• EXERCISE GOAL
Give every line back verbatim, dropping all images.

• TASK INPUTS
+ + + +

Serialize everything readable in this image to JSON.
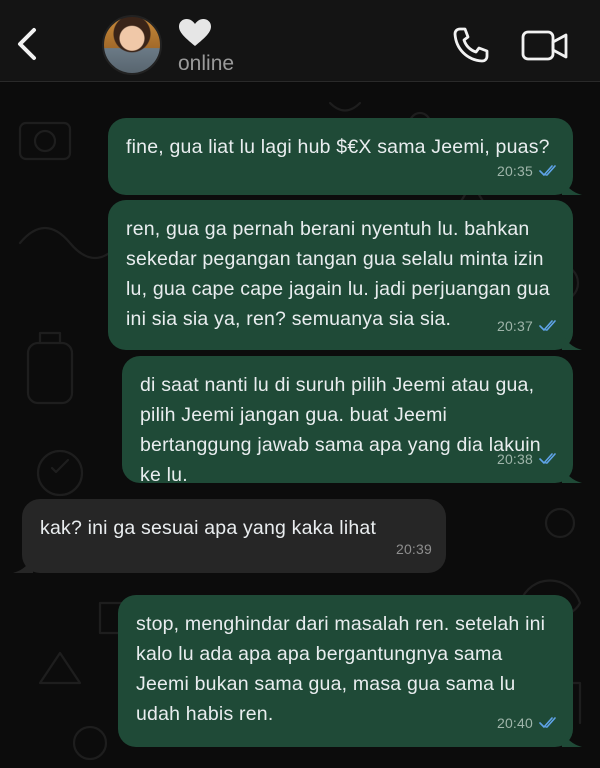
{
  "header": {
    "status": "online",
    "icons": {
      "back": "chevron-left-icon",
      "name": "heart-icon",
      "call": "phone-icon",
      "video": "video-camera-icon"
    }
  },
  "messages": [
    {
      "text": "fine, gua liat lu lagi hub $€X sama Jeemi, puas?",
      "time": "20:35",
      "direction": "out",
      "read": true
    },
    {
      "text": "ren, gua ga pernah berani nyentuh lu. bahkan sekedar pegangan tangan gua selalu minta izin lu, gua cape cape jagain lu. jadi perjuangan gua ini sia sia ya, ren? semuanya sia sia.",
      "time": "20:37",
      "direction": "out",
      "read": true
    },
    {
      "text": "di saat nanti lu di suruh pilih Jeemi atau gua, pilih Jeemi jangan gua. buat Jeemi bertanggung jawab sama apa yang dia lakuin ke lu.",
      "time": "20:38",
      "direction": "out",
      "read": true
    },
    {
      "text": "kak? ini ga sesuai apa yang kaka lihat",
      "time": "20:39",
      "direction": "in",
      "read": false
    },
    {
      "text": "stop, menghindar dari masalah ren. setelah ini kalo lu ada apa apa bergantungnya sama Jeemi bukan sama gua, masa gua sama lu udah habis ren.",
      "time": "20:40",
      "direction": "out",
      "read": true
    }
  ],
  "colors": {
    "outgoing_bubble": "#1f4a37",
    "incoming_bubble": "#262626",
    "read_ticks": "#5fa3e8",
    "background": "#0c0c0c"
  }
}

+ + + +

• SOLUTION FOR THIS EXERCISE
Serialize everything readable in this image to JSON.
{
  "header": {
    "status": "online",
    "icons": {
      "back": "chevron-left-icon",
      "name": "heart-icon",
      "call": "phone-icon",
      "video": "video-camera-icon"
    }
  },
  "messages": [
    {
      "text": "fine, gua liat lu lagi hub $€X sama Jeemi, puas?",
      "time": "20:35",
      "direction": "out",
      "read": true
    },
    {
      "text": "ren, gua ga pernah berani nyentuh lu. bahkan sekedar pegangan tangan gua selalu minta izin lu, gua cape cape jagain lu. jadi perjuangan gua ini sia sia ya, ren? semuanya sia sia.",
      "time": "20:37",
      "direction": "out",
      "read": true
    },
    {
      "text": "di saat nanti lu di suruh pilih Jeemi atau gua, pilih Jeemi jangan gua. buat Jeemi bertanggung jawab sama apa yang dia lakuin ke lu.",
      "time": "20:38",
      "direction": "out",
      "read": true
    },
    {
      "text": "kak? ini ga sesuai apa yang kaka lihat",
      "time": "20:39",
      "direction": "in",
      "read": false
    },
    {
      "text": "stop, menghindar dari masalah ren. setelah ini kalo lu ada apa apa bergantungnya sama Jeemi bukan sama gua, masa gua sama lu udah habis ren.",
      "time": "20:40",
      "direction": "out",
      "read": true
    }
  ],
  "colors": {
    "outgoing_bubble": "#1f4a37",
    "incoming_bubble": "#262626",
    "read_ticks": "#5fa3e8",
    "background": "#0c0c0c"
  }
}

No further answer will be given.